• [TEXTO CITADO]
• • • • • • •

En San Cugat, alegría en las calles. Feria en torno al monasterio benedictino. Puestecillos de venta, pianos en la rúa para que los toquen los músicos que lo deseen. Tengo que hacer tiempo para visitar el claustro de la abadía. Abren a las cuatro. Me como una pizza napoli con aceite picante en la plaza aledaña al monasterio. Está buena, pero me va a dar sed. Leo en mi móvil, luego del helado y en la calle en un banco, algunas páginas de la biografía de Ramón María del Valle Inclán realizada por el catedrático Manuel Alberca que se titula La espada y la palabra. Ese Valle que me cautiva ahora llega hasta mí sin el filtro de la leyenda y la fantasía que él creó en torno a su figura. Su vida, como todas, está llena de luces y sombras, de altura y de miseria, de contradicciones, de paradojas. Era un gran artista y eso le exonera de muchas cosas que no estuvieron bien. Me acuerdo de cierta polémica sobre Goytisolo que había afirmado que no aceptaría el Cervantes, pero al final lo ha aceptado. ¿Qué lugar ocupará eso en una futura biografía suya? Minúsculo, un pequeño detalle insignificante. Las vidas, mi propia vida, está llena de tremendas contradicciones y nos movemos por afinidades, manías, tirrias. Así los intelectuales nos suscitan simpatía o antipatía aunque tal vez lo que vemos en ellos que no nos gusta es lo que somos nosotros, lo que no nos perdonamos a nosotros mismos. Hay cercanías y lejanías. Me gusta Valle y no me disuade de ello ni que maltratara injustamente a un Galdós ya viejo, ni que plagiara las memorias de Casanova en su Sonata de Primavera, ni que consiguiera un momio, una plaza ficticia de catedrático de estética, por sus influencias cerca del poder monárquico. No acudía a sus clases la inmensa mayor parte de los días, a veces durante tres meses. Ríete del trabajo de Errejón de Podemos al que se ha censurado que no pasara el horario completo en su despacho. Valle, aficionado a los toros y entusiasta de Juan Belmonte, mentiroso contumaz, altivo, desafiante, necesitado de adulación constante ... y a la vez rebelde, revolucionario en la estética y carlista en la ideología. Católico. Despreciaba África... Pero da igual, es Valle y es uno de los míos.

• • • • • • •

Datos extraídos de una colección

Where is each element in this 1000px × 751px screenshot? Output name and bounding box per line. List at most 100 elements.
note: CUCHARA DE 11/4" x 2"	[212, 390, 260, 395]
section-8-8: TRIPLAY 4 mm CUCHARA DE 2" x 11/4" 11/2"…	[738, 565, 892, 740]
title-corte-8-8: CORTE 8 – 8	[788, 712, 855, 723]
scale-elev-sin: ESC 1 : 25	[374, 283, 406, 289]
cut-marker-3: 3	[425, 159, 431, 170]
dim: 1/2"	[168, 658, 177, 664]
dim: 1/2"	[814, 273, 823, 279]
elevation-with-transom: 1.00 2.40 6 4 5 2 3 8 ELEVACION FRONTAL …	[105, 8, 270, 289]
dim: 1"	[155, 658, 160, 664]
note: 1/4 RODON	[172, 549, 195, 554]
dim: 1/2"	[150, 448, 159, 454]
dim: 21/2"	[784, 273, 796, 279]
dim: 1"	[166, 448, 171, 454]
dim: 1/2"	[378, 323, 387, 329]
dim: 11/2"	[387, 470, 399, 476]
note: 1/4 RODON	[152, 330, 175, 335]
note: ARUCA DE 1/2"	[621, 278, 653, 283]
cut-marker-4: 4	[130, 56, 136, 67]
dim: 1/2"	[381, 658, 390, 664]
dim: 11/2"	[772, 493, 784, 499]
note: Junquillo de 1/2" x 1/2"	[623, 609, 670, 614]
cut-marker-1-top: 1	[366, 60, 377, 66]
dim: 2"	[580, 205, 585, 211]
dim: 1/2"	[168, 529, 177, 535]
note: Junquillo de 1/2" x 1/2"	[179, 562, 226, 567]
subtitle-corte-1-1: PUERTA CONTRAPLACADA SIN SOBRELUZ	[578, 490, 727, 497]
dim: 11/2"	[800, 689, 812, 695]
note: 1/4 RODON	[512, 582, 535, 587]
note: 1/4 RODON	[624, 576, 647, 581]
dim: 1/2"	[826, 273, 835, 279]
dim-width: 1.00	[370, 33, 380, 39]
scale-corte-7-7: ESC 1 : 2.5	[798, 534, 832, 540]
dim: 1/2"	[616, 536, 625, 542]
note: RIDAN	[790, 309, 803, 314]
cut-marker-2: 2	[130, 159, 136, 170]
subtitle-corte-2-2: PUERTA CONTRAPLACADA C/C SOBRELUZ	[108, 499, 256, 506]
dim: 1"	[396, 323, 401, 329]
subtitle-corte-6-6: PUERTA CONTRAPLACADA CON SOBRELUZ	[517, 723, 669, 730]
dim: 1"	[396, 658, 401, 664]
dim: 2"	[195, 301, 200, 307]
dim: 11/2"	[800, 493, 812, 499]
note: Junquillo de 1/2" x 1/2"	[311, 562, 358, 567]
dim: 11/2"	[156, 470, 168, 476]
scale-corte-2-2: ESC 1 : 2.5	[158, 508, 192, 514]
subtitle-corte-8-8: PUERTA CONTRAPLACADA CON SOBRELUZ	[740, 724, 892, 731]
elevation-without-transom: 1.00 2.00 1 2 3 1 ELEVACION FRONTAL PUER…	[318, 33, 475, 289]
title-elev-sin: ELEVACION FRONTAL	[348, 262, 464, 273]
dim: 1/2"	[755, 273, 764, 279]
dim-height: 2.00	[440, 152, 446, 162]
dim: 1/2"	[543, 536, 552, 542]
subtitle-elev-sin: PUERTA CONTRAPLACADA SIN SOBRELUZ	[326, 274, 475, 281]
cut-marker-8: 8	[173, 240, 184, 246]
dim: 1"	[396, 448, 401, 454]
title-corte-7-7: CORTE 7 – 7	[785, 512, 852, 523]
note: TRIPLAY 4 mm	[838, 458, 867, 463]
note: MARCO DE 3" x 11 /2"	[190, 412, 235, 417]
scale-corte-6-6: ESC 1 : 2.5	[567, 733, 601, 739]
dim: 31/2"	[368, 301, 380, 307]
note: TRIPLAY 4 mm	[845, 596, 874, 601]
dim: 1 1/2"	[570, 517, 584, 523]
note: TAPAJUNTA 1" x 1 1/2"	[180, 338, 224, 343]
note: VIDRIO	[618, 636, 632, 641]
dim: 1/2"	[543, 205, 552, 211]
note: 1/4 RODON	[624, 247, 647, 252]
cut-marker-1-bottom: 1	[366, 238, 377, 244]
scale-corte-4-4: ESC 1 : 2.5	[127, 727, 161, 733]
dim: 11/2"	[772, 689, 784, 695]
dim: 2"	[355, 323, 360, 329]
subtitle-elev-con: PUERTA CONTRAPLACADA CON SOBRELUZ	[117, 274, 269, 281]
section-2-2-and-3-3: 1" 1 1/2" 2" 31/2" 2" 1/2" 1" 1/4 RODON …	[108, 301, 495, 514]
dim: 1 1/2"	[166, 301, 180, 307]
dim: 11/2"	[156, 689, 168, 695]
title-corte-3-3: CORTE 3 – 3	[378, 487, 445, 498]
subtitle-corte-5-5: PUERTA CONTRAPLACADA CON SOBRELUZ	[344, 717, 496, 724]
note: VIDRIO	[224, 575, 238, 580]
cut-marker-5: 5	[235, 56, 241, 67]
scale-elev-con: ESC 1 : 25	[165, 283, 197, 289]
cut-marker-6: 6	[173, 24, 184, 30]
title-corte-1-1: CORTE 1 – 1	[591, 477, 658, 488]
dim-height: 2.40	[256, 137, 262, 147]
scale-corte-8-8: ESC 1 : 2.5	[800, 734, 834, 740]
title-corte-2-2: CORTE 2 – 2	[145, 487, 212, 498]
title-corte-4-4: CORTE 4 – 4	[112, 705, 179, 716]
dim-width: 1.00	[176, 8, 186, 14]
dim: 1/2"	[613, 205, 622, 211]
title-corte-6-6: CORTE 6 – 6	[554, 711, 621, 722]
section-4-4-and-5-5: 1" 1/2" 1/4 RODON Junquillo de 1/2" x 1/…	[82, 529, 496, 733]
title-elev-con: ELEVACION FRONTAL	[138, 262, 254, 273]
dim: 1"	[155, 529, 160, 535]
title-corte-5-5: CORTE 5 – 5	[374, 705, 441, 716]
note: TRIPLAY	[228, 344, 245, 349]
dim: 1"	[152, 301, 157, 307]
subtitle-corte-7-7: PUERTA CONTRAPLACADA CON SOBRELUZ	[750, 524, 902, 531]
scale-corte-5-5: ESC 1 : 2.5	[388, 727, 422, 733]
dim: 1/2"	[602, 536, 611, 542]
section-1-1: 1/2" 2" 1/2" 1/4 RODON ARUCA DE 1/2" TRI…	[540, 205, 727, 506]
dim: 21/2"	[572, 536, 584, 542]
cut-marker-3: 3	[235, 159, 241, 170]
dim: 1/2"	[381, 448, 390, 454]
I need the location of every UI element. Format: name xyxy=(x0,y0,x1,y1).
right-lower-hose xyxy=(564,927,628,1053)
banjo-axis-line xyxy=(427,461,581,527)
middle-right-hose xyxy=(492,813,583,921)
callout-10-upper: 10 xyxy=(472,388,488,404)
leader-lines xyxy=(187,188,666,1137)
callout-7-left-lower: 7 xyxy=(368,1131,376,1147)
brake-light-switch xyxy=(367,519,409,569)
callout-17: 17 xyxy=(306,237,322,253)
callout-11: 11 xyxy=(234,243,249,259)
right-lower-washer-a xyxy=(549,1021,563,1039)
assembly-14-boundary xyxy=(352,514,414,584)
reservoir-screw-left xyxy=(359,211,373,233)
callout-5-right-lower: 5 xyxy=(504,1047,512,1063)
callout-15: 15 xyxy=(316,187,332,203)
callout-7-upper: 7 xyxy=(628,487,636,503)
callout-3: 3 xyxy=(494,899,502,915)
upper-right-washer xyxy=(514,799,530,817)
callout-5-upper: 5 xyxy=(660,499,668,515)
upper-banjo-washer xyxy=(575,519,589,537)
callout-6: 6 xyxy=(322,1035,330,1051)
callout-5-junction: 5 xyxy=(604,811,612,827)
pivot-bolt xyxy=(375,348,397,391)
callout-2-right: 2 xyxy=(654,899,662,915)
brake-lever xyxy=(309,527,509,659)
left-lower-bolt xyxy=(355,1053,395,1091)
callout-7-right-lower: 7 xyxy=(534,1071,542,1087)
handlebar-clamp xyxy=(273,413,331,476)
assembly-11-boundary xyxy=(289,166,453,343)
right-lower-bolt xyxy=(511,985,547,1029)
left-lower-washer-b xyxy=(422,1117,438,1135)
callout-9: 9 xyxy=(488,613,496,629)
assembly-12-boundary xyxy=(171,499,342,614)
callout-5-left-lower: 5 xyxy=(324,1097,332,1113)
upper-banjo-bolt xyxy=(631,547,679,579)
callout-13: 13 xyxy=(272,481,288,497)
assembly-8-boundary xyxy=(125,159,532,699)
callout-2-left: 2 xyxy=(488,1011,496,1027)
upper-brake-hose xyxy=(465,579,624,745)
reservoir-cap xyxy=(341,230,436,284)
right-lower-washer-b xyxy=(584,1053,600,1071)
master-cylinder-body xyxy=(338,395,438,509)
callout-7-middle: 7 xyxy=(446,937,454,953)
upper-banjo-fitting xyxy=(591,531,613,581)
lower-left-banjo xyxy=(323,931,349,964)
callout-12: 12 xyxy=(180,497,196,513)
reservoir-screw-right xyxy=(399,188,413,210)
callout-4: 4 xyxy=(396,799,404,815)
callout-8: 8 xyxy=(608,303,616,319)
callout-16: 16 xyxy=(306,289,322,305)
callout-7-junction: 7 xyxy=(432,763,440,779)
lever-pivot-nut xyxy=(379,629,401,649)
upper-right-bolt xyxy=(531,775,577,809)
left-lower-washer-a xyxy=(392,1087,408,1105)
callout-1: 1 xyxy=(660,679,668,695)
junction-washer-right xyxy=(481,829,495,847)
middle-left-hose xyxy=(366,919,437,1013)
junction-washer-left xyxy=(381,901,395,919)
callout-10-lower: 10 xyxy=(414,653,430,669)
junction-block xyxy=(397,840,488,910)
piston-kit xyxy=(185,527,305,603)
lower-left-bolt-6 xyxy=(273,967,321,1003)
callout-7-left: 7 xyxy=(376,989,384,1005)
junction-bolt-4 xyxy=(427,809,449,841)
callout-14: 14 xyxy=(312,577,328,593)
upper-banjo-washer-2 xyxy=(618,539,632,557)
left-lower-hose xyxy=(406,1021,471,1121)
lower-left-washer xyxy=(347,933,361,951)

• • • • • • •

• [TAREAS]
a – Transcribe sin cambios las filas de los datos desde la primera hasta la que contiene "658, 160, 664]", ambas incluidas.
b – Prolonga el texto sobre San Cugat y Valle-Inclán a partir de su última oración.
El texto sobre San Cugat y Valle-Inclán y las filas son materiales independientes entre sí.

• [RESPUESTAS]
a –
Where is each element in this 1000px × 751px screenshot? Output name and bounding box per line. List at most 100 elements.
note: CUCHARA DE 11/4" x 2"	[212, 390, 260, 395]
section-8-8: TRIPLAY 4 mm CUCHARA DE 2" x 11/4" 11/2"…	[738, 565, 892, 740]
title-corte-8-8: CORTE 8 – 8	[788, 712, 855, 723]
scale-elev-sin: ESC 1 : 25	[374, 283, 406, 289]
cut-marker-3: 3	[425, 159, 431, 170]
dim: 1/2"	[168, 658, 177, 664]
dim: 1/2"	[814, 273, 823, 279]
elevation-with-transom: 1.00 2.40 6 4 5 2 3 8 ELEVACION FRONTAL …	[105, 8, 270, 289]
dim: 1"	[155, 658, 160, 664]

b –
En el monasterio de San Cugat visito el claustro, tomo fotos que me parecen interesantes. Hay una exposición de runas -símbolos y signos medievales- que me fascinan, pero no sé demasiado de este lenguaje mágico, meditativo y ritual... que se extendió por la Europa altomedieval. Escucho también canto gregoriano en la visita. Hace dos siglos que no hay monjes. Lástima, me hubiera gustado pensar que todavía los hubiera. Pienso en el papel de la iglesia en la historia europea. Hay quien solo ve sus sombras, la inquisición, sus diezmos, su intolerancia, pero yo, al lado de eso, considero su valor como vertebradora de occidente. Sin religión Europa no hubiera sido, sin iglesia católica o protestante hubiera habido un vacío que no se habría llenado de ninguna manera y, en todo caso, es inútil negar la influencia cristiana en nuestro modo de ver las cosas. Estamos nucleados de cristianismo incluso en nuestro ateísmo. Cada pueblecito de España tiene una iglesia que lo sitúa en la perspectiva y que se ve desde la lejanía. Me alegro. Puede que la iglesia haya sido fuente de crueldad pero también ha sido inspiradora de muchas cosas buenas. Claro que nos tuvimos que liberar de ella. En su humus nació la duda metódica. Solo en un mundo cristiano pudo alumbrarse el pensamiento crítico. Valle era tradicionalista, carlista, ferviente católico. Marcel Proust veía en las catedrales vestigios de ceremonias medievales y lamentaba el declive de los cultos que eran verdaderas joyas como si pudiéramos asistir a las ritos de la antigua Grecia, a los ritos de Eleusis.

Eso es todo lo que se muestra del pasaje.